- _SHORT EXERCISE_:
Gather all lines from the material that contain the word "odpadno".

- _MATERIAL_:
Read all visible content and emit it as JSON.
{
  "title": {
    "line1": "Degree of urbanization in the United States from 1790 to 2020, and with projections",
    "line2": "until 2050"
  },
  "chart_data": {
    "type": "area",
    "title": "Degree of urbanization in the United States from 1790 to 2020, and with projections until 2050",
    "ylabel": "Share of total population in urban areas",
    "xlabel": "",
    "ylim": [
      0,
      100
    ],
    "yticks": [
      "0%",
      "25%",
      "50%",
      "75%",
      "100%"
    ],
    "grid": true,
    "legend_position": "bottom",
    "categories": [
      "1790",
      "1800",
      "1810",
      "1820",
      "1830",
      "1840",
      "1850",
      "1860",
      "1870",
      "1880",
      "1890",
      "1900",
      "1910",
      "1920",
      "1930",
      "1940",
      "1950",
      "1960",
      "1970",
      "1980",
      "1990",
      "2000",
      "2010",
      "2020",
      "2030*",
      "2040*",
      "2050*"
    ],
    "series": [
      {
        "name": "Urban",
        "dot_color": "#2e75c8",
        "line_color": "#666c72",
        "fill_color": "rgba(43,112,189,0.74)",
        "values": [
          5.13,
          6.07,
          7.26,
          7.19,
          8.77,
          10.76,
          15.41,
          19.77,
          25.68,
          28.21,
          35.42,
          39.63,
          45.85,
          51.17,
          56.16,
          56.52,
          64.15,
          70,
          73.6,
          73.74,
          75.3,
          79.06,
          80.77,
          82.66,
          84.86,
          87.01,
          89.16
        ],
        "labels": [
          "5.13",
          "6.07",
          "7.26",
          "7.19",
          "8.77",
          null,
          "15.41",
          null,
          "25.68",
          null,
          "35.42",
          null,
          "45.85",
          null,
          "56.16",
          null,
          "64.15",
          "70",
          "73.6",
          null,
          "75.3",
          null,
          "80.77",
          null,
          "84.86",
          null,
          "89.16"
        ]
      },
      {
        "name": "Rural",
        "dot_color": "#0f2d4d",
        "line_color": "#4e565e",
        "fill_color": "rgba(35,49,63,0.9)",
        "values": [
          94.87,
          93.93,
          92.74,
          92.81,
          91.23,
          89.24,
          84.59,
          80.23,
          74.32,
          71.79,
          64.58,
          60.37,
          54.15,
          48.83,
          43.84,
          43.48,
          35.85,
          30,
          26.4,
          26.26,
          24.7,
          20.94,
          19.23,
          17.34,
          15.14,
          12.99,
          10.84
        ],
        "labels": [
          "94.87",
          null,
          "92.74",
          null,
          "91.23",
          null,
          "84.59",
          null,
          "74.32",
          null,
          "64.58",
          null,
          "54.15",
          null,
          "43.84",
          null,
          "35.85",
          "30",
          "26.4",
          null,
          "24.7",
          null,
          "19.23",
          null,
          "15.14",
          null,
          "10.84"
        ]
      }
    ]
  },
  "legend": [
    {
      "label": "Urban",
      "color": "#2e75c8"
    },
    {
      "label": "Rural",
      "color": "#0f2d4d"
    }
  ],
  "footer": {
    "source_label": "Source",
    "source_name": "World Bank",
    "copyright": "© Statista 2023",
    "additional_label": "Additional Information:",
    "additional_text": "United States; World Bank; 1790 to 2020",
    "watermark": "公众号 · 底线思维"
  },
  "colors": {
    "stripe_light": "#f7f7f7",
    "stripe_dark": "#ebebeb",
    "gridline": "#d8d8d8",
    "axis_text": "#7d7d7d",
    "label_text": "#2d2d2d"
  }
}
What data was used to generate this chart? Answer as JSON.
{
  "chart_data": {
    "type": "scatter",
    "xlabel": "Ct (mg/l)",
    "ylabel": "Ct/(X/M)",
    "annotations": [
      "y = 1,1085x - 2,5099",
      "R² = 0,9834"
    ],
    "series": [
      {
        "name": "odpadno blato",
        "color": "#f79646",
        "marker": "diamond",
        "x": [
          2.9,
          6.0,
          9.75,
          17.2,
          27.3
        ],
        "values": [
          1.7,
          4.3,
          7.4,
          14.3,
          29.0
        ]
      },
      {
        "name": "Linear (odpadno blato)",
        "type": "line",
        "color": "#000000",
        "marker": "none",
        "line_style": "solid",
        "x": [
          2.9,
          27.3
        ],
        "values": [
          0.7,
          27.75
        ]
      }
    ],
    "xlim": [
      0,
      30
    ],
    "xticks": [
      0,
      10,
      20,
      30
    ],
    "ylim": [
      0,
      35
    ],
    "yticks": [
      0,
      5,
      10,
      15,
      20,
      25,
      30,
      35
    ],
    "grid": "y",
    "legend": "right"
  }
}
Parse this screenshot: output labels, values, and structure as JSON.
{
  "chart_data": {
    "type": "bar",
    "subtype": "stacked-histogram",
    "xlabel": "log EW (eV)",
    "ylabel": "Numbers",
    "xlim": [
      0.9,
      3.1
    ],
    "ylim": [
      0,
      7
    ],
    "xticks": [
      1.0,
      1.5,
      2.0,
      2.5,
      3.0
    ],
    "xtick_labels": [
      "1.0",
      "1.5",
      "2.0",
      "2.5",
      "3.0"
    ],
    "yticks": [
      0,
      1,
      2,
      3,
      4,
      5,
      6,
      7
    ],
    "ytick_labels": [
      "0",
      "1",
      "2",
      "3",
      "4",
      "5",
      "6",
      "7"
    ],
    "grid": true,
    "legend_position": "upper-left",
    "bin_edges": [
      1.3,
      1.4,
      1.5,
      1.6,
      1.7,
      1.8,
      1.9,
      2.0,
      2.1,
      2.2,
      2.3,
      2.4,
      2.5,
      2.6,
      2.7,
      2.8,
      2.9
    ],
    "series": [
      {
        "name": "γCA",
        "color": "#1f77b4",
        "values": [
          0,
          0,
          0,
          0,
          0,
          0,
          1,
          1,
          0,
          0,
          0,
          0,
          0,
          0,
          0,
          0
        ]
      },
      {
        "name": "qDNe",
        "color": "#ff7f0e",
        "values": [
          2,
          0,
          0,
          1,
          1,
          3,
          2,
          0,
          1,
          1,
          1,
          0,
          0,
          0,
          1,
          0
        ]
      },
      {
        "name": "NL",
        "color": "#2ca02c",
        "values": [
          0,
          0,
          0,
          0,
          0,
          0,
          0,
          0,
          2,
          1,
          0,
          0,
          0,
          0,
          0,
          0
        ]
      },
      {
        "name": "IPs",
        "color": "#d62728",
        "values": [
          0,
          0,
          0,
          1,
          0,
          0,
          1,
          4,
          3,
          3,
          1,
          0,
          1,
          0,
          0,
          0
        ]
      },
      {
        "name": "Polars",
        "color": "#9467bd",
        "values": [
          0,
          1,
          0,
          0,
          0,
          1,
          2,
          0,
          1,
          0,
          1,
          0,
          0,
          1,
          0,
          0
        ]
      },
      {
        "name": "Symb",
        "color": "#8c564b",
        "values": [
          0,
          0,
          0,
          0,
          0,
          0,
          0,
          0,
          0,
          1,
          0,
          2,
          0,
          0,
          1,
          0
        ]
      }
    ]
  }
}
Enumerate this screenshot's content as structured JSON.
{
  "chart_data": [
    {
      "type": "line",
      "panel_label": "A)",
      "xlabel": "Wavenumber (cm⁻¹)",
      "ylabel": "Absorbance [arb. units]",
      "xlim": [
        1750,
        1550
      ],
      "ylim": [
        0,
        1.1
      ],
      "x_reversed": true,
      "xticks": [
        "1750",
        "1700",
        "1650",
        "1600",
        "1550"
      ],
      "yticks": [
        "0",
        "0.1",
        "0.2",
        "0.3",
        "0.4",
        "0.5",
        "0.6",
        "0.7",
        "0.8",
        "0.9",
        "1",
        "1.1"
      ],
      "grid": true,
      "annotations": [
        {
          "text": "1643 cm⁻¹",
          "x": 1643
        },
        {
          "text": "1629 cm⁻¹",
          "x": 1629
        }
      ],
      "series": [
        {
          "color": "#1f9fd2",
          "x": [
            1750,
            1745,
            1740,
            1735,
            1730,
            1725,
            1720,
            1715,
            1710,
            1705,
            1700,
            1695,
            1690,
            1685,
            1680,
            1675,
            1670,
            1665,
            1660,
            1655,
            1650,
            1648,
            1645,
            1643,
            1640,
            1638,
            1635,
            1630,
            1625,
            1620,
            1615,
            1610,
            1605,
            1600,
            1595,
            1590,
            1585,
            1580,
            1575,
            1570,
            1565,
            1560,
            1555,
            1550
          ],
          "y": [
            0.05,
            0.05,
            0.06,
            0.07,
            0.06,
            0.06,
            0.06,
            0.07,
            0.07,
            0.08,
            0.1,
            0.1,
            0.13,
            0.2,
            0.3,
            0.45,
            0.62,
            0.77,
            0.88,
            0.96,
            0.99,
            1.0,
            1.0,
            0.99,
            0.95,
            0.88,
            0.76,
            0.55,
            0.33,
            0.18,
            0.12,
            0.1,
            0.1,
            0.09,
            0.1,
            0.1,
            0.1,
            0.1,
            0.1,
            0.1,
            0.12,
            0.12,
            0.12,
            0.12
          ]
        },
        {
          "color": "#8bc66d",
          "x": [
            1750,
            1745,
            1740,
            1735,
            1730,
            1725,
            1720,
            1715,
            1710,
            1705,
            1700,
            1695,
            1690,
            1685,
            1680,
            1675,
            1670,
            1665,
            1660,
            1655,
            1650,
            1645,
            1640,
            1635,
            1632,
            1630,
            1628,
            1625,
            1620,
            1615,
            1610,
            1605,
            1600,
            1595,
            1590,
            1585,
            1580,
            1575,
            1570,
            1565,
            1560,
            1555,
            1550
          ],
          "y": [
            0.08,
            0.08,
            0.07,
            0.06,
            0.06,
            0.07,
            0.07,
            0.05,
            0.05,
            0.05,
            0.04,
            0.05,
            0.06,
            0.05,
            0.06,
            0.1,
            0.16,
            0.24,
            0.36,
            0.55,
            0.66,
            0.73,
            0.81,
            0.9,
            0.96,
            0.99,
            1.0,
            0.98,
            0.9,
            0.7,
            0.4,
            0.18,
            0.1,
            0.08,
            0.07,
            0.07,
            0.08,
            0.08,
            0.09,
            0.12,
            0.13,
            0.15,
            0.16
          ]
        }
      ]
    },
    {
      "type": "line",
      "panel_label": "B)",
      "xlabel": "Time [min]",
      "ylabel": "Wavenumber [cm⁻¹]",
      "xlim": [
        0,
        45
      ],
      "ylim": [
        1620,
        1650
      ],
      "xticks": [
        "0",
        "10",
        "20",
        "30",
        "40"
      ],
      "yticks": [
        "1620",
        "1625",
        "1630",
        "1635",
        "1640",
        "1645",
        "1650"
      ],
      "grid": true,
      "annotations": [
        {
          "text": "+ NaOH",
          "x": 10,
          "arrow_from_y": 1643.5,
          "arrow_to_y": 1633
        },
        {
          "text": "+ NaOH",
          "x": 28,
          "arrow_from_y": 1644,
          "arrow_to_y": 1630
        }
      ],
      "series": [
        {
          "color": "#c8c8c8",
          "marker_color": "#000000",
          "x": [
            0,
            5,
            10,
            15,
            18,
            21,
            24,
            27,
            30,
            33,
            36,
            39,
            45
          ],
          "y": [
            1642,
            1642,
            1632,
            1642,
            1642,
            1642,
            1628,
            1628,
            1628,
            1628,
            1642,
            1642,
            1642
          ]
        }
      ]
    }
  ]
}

- _RESULT OF THE EXERCISE_:
        "name": "odpadno blato",
        "name": "Linear (odpadno blato)",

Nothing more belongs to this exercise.